» Stated goal: Write out every line of the items below character for character, leaving the pictures out of your answer.

» Box coordinate listings:
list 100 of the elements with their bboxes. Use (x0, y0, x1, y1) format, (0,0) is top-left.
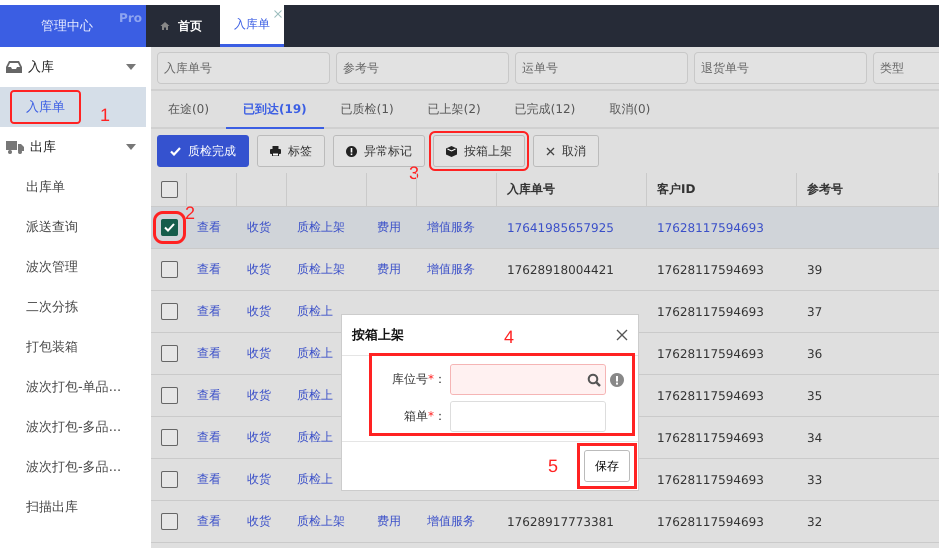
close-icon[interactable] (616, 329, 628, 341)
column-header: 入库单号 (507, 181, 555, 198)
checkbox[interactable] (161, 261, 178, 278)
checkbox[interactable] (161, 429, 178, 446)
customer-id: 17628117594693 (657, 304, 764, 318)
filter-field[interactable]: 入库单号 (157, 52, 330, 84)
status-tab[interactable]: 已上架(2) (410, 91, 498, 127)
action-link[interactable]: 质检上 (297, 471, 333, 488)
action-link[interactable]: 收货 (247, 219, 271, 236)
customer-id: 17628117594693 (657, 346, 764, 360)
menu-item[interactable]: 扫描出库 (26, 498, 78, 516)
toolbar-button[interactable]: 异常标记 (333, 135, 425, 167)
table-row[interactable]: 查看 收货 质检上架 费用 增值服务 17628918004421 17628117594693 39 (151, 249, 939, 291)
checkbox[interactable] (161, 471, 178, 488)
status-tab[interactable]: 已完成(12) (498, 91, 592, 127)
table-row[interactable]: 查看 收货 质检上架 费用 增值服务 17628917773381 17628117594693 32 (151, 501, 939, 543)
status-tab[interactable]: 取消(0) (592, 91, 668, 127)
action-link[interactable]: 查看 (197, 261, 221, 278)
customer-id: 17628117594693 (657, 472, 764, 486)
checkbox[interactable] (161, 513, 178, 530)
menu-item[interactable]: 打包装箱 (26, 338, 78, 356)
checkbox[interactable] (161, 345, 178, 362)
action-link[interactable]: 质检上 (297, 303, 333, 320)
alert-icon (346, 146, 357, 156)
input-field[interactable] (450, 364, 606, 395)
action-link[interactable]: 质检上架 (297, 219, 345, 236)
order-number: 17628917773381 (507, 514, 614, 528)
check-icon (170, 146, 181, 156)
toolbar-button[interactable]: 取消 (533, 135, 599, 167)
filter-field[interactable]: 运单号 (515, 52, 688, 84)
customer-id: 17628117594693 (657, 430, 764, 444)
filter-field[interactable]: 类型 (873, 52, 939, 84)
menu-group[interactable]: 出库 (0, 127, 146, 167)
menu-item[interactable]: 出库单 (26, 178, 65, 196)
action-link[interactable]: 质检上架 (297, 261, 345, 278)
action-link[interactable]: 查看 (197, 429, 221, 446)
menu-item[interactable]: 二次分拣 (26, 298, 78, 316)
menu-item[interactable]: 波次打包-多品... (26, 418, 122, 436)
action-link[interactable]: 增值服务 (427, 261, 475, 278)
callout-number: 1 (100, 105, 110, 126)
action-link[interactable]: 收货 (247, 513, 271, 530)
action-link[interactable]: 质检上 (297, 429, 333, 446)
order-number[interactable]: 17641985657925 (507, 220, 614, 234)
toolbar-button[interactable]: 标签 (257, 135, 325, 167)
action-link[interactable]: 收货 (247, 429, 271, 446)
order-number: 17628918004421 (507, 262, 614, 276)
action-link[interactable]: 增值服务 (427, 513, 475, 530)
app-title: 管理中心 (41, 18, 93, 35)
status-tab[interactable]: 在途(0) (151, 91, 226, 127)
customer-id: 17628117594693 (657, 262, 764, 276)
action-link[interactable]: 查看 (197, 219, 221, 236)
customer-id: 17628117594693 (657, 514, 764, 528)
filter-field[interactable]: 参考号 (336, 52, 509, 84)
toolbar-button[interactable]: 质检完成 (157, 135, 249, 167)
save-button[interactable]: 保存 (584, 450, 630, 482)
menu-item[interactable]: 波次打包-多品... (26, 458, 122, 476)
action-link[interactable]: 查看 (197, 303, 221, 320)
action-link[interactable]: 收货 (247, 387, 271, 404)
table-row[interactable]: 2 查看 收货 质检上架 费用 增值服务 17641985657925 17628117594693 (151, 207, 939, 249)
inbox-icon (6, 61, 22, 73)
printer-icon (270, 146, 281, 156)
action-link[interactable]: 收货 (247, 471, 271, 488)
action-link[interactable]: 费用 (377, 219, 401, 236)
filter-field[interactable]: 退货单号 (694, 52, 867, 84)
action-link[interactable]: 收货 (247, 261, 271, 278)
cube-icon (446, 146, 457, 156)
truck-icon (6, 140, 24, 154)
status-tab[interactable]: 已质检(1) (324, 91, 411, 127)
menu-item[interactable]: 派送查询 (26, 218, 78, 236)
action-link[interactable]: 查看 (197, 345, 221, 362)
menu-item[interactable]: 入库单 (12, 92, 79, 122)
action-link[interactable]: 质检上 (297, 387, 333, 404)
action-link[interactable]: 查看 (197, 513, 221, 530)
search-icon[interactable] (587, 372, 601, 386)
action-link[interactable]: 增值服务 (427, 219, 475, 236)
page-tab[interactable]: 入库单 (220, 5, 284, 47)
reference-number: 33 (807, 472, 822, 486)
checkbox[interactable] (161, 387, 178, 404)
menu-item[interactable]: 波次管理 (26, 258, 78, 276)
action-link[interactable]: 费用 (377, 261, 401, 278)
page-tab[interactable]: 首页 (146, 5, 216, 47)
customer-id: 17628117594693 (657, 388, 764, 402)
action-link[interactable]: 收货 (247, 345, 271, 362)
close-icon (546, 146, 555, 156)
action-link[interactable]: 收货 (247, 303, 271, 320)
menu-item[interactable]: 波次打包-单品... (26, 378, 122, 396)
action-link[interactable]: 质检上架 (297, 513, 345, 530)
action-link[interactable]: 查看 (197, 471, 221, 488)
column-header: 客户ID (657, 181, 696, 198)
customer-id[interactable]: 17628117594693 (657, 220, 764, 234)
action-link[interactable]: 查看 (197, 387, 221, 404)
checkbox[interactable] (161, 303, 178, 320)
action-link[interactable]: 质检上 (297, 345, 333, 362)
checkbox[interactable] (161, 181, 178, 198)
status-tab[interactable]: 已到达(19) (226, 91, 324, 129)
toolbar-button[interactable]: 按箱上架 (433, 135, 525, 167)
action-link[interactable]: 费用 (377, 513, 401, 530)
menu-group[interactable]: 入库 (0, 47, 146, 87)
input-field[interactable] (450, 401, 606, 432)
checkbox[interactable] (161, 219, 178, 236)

» Completed task:
list 100 of the elements with their bboxes. Use (x0, y0, x1, y1) format, (0,0) is top-left.
close-icon[interactable] (616, 329, 628, 341)
column-header: 入库单号 (507, 181, 555, 198)
checkbox[interactable] (161, 261, 178, 278)
checkbox[interactable] (161, 429, 178, 446)
customer-id: 17628117594693 (657, 304, 764, 318)
filter-field[interactable]: 入库单号 (157, 52, 330, 84)
status-tab[interactable]: 已上架(2) (410, 91, 498, 127)
action-link[interactable]: 质检上 (297, 471, 333, 488)
action-link[interactable]: 收货 (247, 219, 271, 236)
customer-id: 17628117594693 (657, 346, 764, 360)
menu-item[interactable]: 扫描出库 (26, 498, 78, 516)
toolbar-button[interactable]: 异常标记 (333, 135, 425, 167)
table-row[interactable]: 查看 收货 质检上架 费用 增值服务 17628918004421 17628117594693 39 (151, 249, 939, 291)
checkbox[interactable] (161, 471, 178, 488)
status-tab[interactable]: 已完成(12) (498, 91, 592, 127)
table-row[interactable]: 查看 收货 质检上架 费用 增值服务 17628917773381 17628117594693 32 (151, 501, 939, 543)
status-tab[interactable]: 取消(0) (592, 91, 668, 127)
action-link[interactable]: 查看 (197, 261, 221, 278)
customer-id: 17628117594693 (657, 472, 764, 486)
checkbox[interactable] (161, 513, 178, 530)
menu-item[interactable]: 打包装箱 (26, 338, 78, 356)
checkbox[interactable] (161, 345, 178, 362)
action-link[interactable]: 质检上 (297, 303, 333, 320)
alert-icon (346, 146, 357, 156)
input-field[interactable] (450, 364, 606, 395)
action-link[interactable]: 质检上架 (297, 219, 345, 236)
order-number: 17628917773381 (507, 514, 614, 528)
check-icon (170, 146, 181, 156)
toolbar-button[interactable]: 取消 (533, 135, 599, 167)
filter-field[interactable]: 运单号 (515, 52, 688, 84)
customer-id: 17628117594693 (657, 430, 764, 444)
filter-field[interactable]: 类型 (873, 52, 939, 84)
menu-group[interactable]: 出库 (0, 127, 146, 167)
menu-item[interactable]: 出库单 (26, 178, 65, 196)
action-link[interactable]: 质检上架 (297, 261, 345, 278)
action-link[interactable]: 查看 (197, 429, 221, 446)
menu-item[interactable]: 二次分拣 (26, 298, 78, 316)
menu-item[interactable]: 波次打包-多品... (26, 418, 122, 436)
action-link[interactable]: 增值服务 (427, 261, 475, 278)
callout-number: 1 (100, 105, 110, 126)
action-link[interactable]: 收货 (247, 513, 271, 530)
action-link[interactable]: 质检上 (297, 429, 333, 446)
order-number[interactable]: 17641985657925 (507, 220, 614, 234)
toolbar-button[interactable]: 标签 (257, 135, 325, 167)
action-link[interactable]: 收货 (247, 429, 271, 446)
order-number: 17628918004421 (507, 262, 614, 276)
action-link[interactable]: 增值服务 (427, 513, 475, 530)
app-title: 管理中心 (41, 18, 93, 35)
status-tab[interactable]: 在途(0) (151, 91, 226, 127)
customer-id: 17628117594693 (657, 262, 764, 276)
action-link[interactable]: 查看 (197, 219, 221, 236)
customer-id: 17628117594693 (657, 514, 764, 528)
filter-field[interactable]: 参考号 (336, 52, 509, 84)
toolbar-button[interactable]: 质检完成 (157, 135, 249, 167)
save-button[interactable]: 保存 (584, 450, 630, 482)
menu-item[interactable]: 波次打包-多品... (26, 458, 122, 476)
action-link[interactable]: 查看 (197, 303, 221, 320)
action-link[interactable]: 收货 (247, 387, 271, 404)
table-row[interactable]: 2 查看 收货 质检上架 费用 增值服务 17641985657925 17628117594693 (151, 207, 939, 249)
inbox-icon (6, 61, 22, 73)
printer-icon (270, 146, 281, 156)
action-link[interactable]: 收货 (247, 471, 271, 488)
action-link[interactable]: 费用 (377, 219, 401, 236)
filter-field[interactable]: 退货单号 (694, 52, 867, 84)
action-link[interactable]: 收货 (247, 261, 271, 278)
cube-icon (446, 146, 457, 156)
truck-icon (6, 140, 24, 154)
status-tab[interactable]: 已质检(1) (324, 91, 411, 127)
menu-item[interactable]: 派送查询 (26, 218, 78, 236)
action-link[interactable]: 查看 (197, 345, 221, 362)
menu-item[interactable]: 入库单 (12, 92, 79, 122)
action-link[interactable]: 质检上 (297, 387, 333, 404)
action-link[interactable]: 查看 (197, 513, 221, 530)
search-icon[interactable] (587, 372, 601, 386)
action-link[interactable]: 增值服务 (427, 219, 475, 236)
page-tab[interactable]: 入库单 (220, 5, 284, 47)
reference-number: 33 (807, 472, 822, 486)
checkbox[interactable] (161, 387, 178, 404)
menu-item[interactable]: 波次管理 (26, 258, 78, 276)
action-link[interactable]: 费用 (377, 261, 401, 278)
page-tab[interactable]: 首页 (146, 5, 216, 47)
customer-id: 17628117594693 (657, 388, 764, 402)
action-link[interactable]: 收货 (247, 345, 271, 362)
close-icon (546, 146, 555, 156)
action-link[interactable]: 收货 (247, 303, 271, 320)
menu-item[interactable]: 波次打包-单品... (26, 378, 122, 396)
action-link[interactable]: 质检上架 (297, 513, 345, 530)
action-link[interactable]: 查看 (197, 471, 221, 488)
column-header: 客户ID (657, 181, 696, 198)
customer-id[interactable]: 17628117594693 (657, 220, 764, 234)
action-link[interactable]: 查看 (197, 387, 221, 404)
checkbox[interactable] (161, 303, 178, 320)
action-link[interactable]: 质检上 (297, 345, 333, 362)
checkbox[interactable] (161, 181, 178, 198)
status-tab[interactable]: 已到达(19) (226, 91, 324, 129)
toolbar-button[interactable]: 按箱上架 (433, 135, 525, 167)
action-link[interactable]: 费用 (377, 513, 401, 530)
menu-group[interactable]: 入库 (0, 47, 146, 87)
input-field[interactable] (450, 401, 606, 432)
checkbox[interactable] (161, 219, 178, 236)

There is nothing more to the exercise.